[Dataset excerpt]
--- start ---
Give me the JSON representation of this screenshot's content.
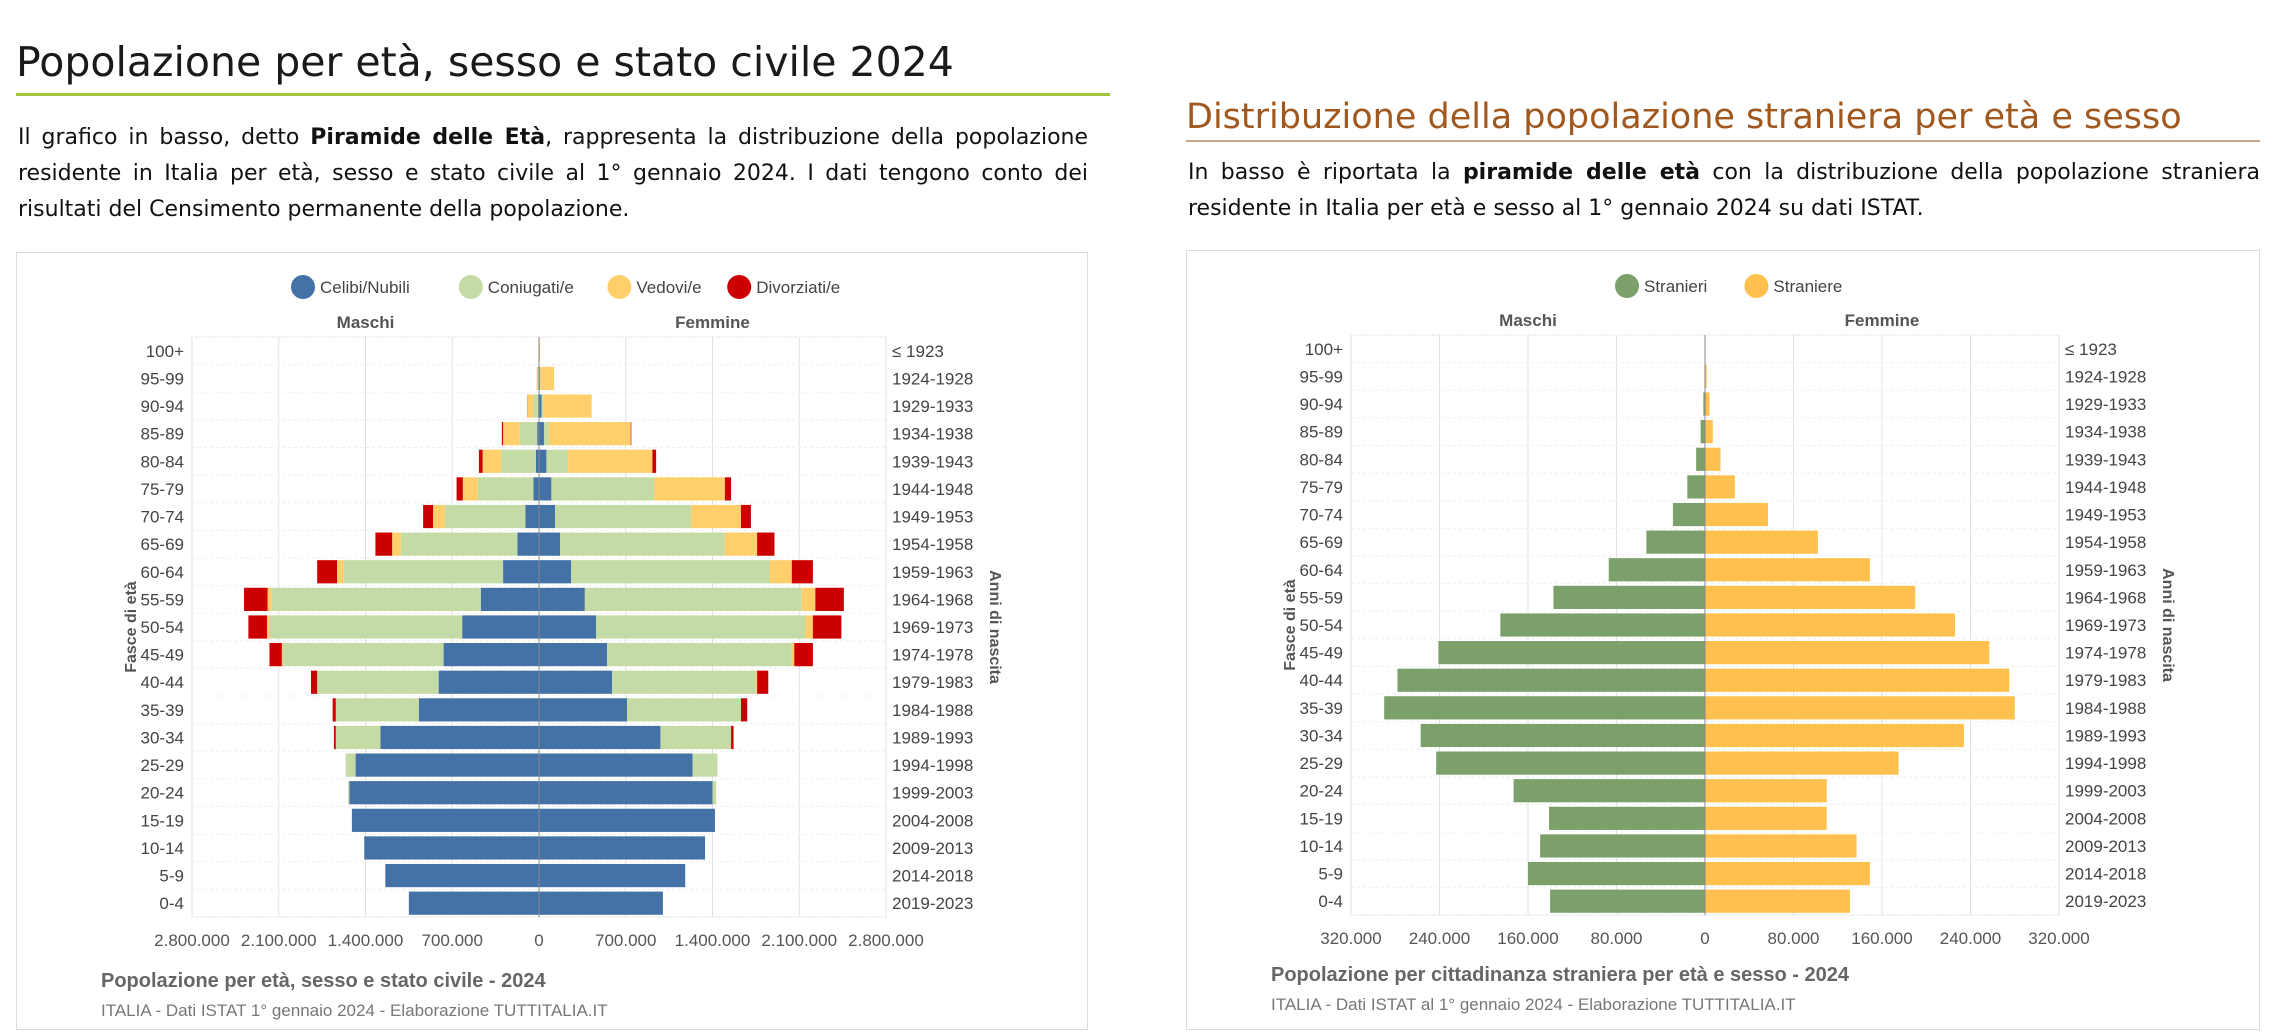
{
  "left": {
    "heading": "Popolazione per età, sesso e stato civile 2024",
    "intro": {
      "t1": "Il grafico in basso, detto ",
      "b1": "Piramide delle Età",
      "t2": ", rappresenta la distribuzione della popolazione residente in Italia per età, sesso e stato civile al 1° gennaio 2024. I dati tengono conto dei risultati del Censimento permanente della popolazione."
    }
  },
  "right": {
    "heading": "Distribuzione della popolazione straniera per età e sesso",
    "intro": {
      "t1": "In basso è riportata la ",
      "b1": "piramide delle età",
      "t2": " con la distribuzione della popolazione straniera residente in Italia per età e sesso al 1° gennaio 2024 su dati ISTAT."
    }
  },
  "chart_data": [
    {
      "type": "bar",
      "orientation": "horizontal-pyramid",
      "stacked": true,
      "title": "Popolazione per età, sesso e stato civile - 2024",
      "subtitle": "ITALIA - Dati ISTAT 1° gennaio 2024 - Elaborazione TUTTITALIA.IT",
      "group_labels": [
        "Maschi",
        "Femmine"
      ],
      "ylabel_left": "Fasce di età",
      "ylabel_right": "Anni di nascita",
      "categories": [
        "100+",
        "95-99",
        "90-94",
        "85-89",
        "80-84",
        "75-79",
        "70-74",
        "65-69",
        "60-64",
        "55-59",
        "50-54",
        "45-49",
        "40-44",
        "35-39",
        "30-34",
        "25-29",
        "20-24",
        "15-19",
        "10-14",
        "5-9",
        "0-4"
      ],
      "birth_years": [
        "≤ 1923",
        "1924-1928",
        "1929-1933",
        "1934-1938",
        "1939-1943",
        "1944-1948",
        "1949-1953",
        "1954-1958",
        "1959-1963",
        "1964-1968",
        "1969-1973",
        "1974-1978",
        "1979-1983",
        "1984-1988",
        "1989-1993",
        "1994-1998",
        "1999-2003",
        "2004-2008",
        "2009-2013",
        "2014-2018",
        "2019-2023"
      ],
      "xlim": [
        -2800000,
        2800000
      ],
      "xticks": [
        "2.800.000",
        "2.100.000",
        "1.400.000",
        "700.000",
        "0",
        "700.000",
        "1.400.000",
        "2.100.000",
        "2.800.000"
      ],
      "legend_position": "top",
      "grid": true,
      "series": [
        {
          "name": "Celibi/Nubili",
          "color": "#4472a6",
          "male": [
            1000,
            4000,
            7000,
            15000,
            25000,
            45000,
            110000,
            175000,
            290000,
            470000,
            620000,
            770000,
            810000,
            970000,
            1280000,
            1480000,
            1530000,
            1510000,
            1410000,
            1240000,
            1050000
          ],
          "female": [
            2000,
            7000,
            20000,
            40000,
            60000,
            100000,
            130000,
            170000,
            260000,
            370000,
            460000,
            550000,
            590000,
            710000,
            980000,
            1240000,
            1400000,
            1420000,
            1340000,
            1180000,
            1000000
          ]
        },
        {
          "name": "Coniugati/e",
          "color": "#c5dba5",
          "male": [
            2000,
            8000,
            40000,
            140000,
            280000,
            450000,
            650000,
            940000,
            1290000,
            1690000,
            1560000,
            1300000,
            980000,
            670000,
            360000,
            80000,
            10000,
            0,
            0,
            0,
            0
          ],
          "female": [
            1000,
            5000,
            15000,
            40000,
            175000,
            830000,
            1100000,
            1330000,
            1600000,
            1750000,
            1690000,
            1490000,
            1160000,
            920000,
            570000,
            200000,
            30000,
            0,
            0,
            0,
            0
          ]
        },
        {
          "name": "Vedovi/e",
          "color": "#ffcf6b",
          "male": [
            1000,
            7000,
            45000,
            135000,
            150000,
            120000,
            95000,
            70000,
            50000,
            30000,
            15000,
            5000,
            0,
            0,
            0,
            0,
            0,
            0,
            0,
            0,
            0
          ],
          "female": [
            5000,
            110000,
            390000,
            660000,
            680000,
            570000,
            400000,
            260000,
            180000,
            110000,
            60000,
            20000,
            10000,
            0,
            0,
            0,
            0,
            0,
            0,
            0,
            0
          ]
        },
        {
          "name": "Divorziati/e",
          "color": "#cc0000",
          "male": [
            0,
            0,
            2000,
            10000,
            30000,
            50000,
            80000,
            135000,
            160000,
            190000,
            150000,
            100000,
            50000,
            25000,
            15000,
            0,
            0,
            0,
            0,
            0,
            0
          ],
          "female": [
            0,
            0,
            0,
            5000,
            30000,
            50000,
            80000,
            140000,
            170000,
            230000,
            230000,
            150000,
            90000,
            50000,
            20000,
            0,
            0,
            0,
            0,
            0,
            0
          ]
        }
      ]
    },
    {
      "type": "bar",
      "orientation": "horizontal-pyramid",
      "title": "Popolazione per cittadinanza straniera per età e sesso - 2024",
      "subtitle": "ITALIA - Dati ISTAT al 1° gennaio 2024 - Elaborazione TUTTITALIA.IT",
      "group_labels": [
        "Maschi",
        "Femmine"
      ],
      "ylabel_left": "Fasce di età",
      "ylabel_right": "Anni di nascita",
      "categories": [
        "100+",
        "95-99",
        "90-94",
        "85-89",
        "80-84",
        "75-79",
        "70-74",
        "65-69",
        "60-64",
        "55-59",
        "50-54",
        "45-49",
        "40-44",
        "35-39",
        "30-34",
        "25-29",
        "20-24",
        "15-19",
        "10-14",
        "5-9",
        "0-4"
      ],
      "birth_years": [
        "≤ 1923",
        "1924-1928",
        "1929-1933",
        "1934-1938",
        "1939-1943",
        "1944-1948",
        "1949-1953",
        "1954-1958",
        "1959-1963",
        "1964-1968",
        "1969-1973",
        "1974-1978",
        "1979-1983",
        "1984-1988",
        "1989-1993",
        "1994-1998",
        "1999-2003",
        "2004-2008",
        "2009-2013",
        "2014-2018",
        "2019-2023"
      ],
      "xlim": [
        -320000,
        320000
      ],
      "xticks": [
        "320.000",
        "240.000",
        "160.000",
        "80.000",
        "0",
        "80.000",
        "160.000",
        "240.000",
        "320.000"
      ],
      "legend_position": "top",
      "grid": true,
      "series": [
        {
          "name": "Stranieri",
          "color": "#7ba06a",
          "values": [
            0,
            500,
            1500,
            4000,
            8000,
            16000,
            29000,
            53000,
            87000,
            137000,
            185000,
            241000,
            278000,
            290000,
            257000,
            243000,
            173000,
            141000,
            149000,
            160000,
            140000
          ]
        },
        {
          "name": "Straniere",
          "color": "#ffc04d",
          "values": [
            500,
            1500,
            4000,
            7000,
            14000,
            27000,
            57000,
            102000,
            149000,
            190000,
            226000,
            257000,
            275000,
            280000,
            234000,
            175000,
            110000,
            110000,
            137000,
            149000,
            131000
          ]
        }
      ]
    }
  ]
}
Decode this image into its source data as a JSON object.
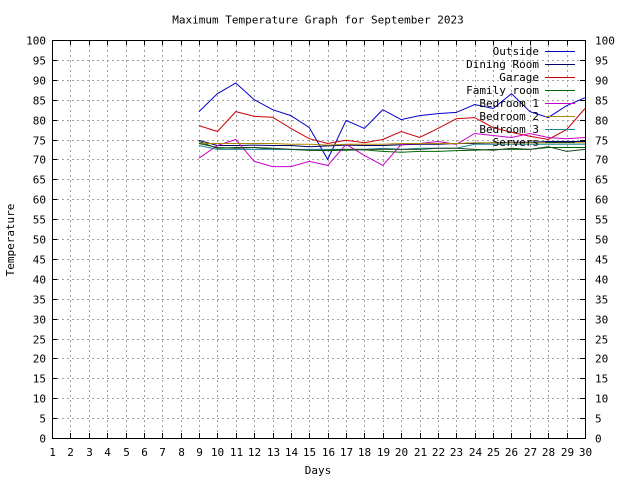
{
  "chart_data": {
    "type": "line",
    "title": "Maximum Temperature Graph for September 2023",
    "xlabel": "Days",
    "ylabel": "Temperature",
    "xlim": [
      1,
      30
    ],
    "ylim": [
      0,
      100
    ],
    "x_ticks": [
      1,
      2,
      3,
      4,
      5,
      6,
      7,
      8,
      9,
      10,
      11,
      12,
      13,
      14,
      15,
      16,
      17,
      18,
      19,
      20,
      21,
      22,
      23,
      24,
      25,
      26,
      27,
      28,
      29,
      30
    ],
    "y_ticks": [
      0,
      5,
      10,
      15,
      20,
      25,
      30,
      35,
      40,
      45,
      50,
      55,
      60,
      65,
      70,
      75,
      80,
      85,
      90,
      95,
      100
    ],
    "grid": true,
    "legend_position": "top-right",
    "x": [
      9,
      10,
      11,
      12,
      13,
      14,
      15,
      16,
      17,
      18,
      19,
      20,
      21,
      22,
      23,
      24,
      25,
      26,
      27,
      28,
      29,
      30
    ],
    "series": [
      {
        "name": "Outside",
        "color": "#0000cc",
        "values": [
          82,
          86.5,
          89.2,
          85,
          82.5,
          81,
          78,
          70,
          79.8,
          77.8,
          82.5,
          80,
          81,
          81.5,
          81.8,
          83.8,
          82.8,
          86.5,
          82,
          80.5,
          83.5,
          85.5
        ]
      },
      {
        "name": "Dining Room",
        "color": "#000066",
        "values": [
          74.8,
          73.5,
          73.5,
          73.6,
          73.5,
          73.5,
          73.2,
          73.4,
          73.6,
          73.5,
          73.5,
          73.7,
          73.8,
          73.8,
          74,
          74,
          74.2,
          74.3,
          74.3,
          74.5,
          74.5,
          74.5
        ]
      },
      {
        "name": "Garage",
        "color": "#cc0000",
        "values": [
          78.5,
          77,
          82,
          80.8,
          80.6,
          77.8,
          75.2,
          74,
          74.8,
          74.2,
          75,
          77,
          75.5,
          77.8,
          80.2,
          80.5,
          78,
          76.8,
          75.8,
          75,
          77.5,
          82.8
        ]
      },
      {
        "name": "Family room",
        "color": "#006600",
        "values": [
          74.5,
          72.8,
          73,
          73,
          72.5,
          72.5,
          72.3,
          72.2,
          72.3,
          72.4,
          72,
          71.8,
          72,
          72,
          72.2,
          72.3,
          72.5,
          72.5,
          72.5,
          73,
          73,
          73
        ]
      },
      {
        "name": "Bedroom 1",
        "color": "#cc00cc",
        "values": [
          70.3,
          73.5,
          75,
          69.5,
          68.2,
          68.2,
          69.5,
          68.5,
          73.8,
          71,
          68.5,
          73.8,
          74,
          74.5,
          73.8,
          76.5,
          76,
          75.5,
          76.5,
          75.5,
          75.2,
          75.5
        ]
      },
      {
        "name": "Bedroom 2",
        "color": "#aa8800",
        "values": [
          74,
          74,
          74,
          74,
          74,
          73.8,
          73.8,
          73.6,
          73.8,
          73.8,
          73.8,
          74,
          74,
          74,
          74,
          74.2,
          74.2,
          74.2,
          74.2,
          74.2,
          74.2,
          74.2
        ]
      },
      {
        "name": "Bedroom 3",
        "color": "#1a8a9a",
        "values": [
          73.5,
          72.5,
          72.5,
          72.5,
          72.5,
          72.5,
          72.5,
          72.5,
          72.5,
          72.5,
          72.8,
          72.5,
          72.8,
          72.8,
          72.8,
          73.8,
          73.8,
          73.8,
          73.8,
          73.8,
          73.8,
          73.8
        ]
      },
      {
        "name": "Servers",
        "color": "#224422",
        "values": [
          74,
          73,
          72.8,
          73,
          72.8,
          72.5,
          72.3,
          72.3,
          72.5,
          72.5,
          72.5,
          72.5,
          72.5,
          72.8,
          72.8,
          72.5,
          72.3,
          72.8,
          72.5,
          73.2,
          72,
          72.5
        ]
      }
    ]
  }
}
--- end ---
WORK REQUIRED ::
Pull every line containing the word "basso" out of the entries above.

SOLUTION ::
      "t1": "Il grafico in basso, detto ",
      "t1": "In basso è riportata la ",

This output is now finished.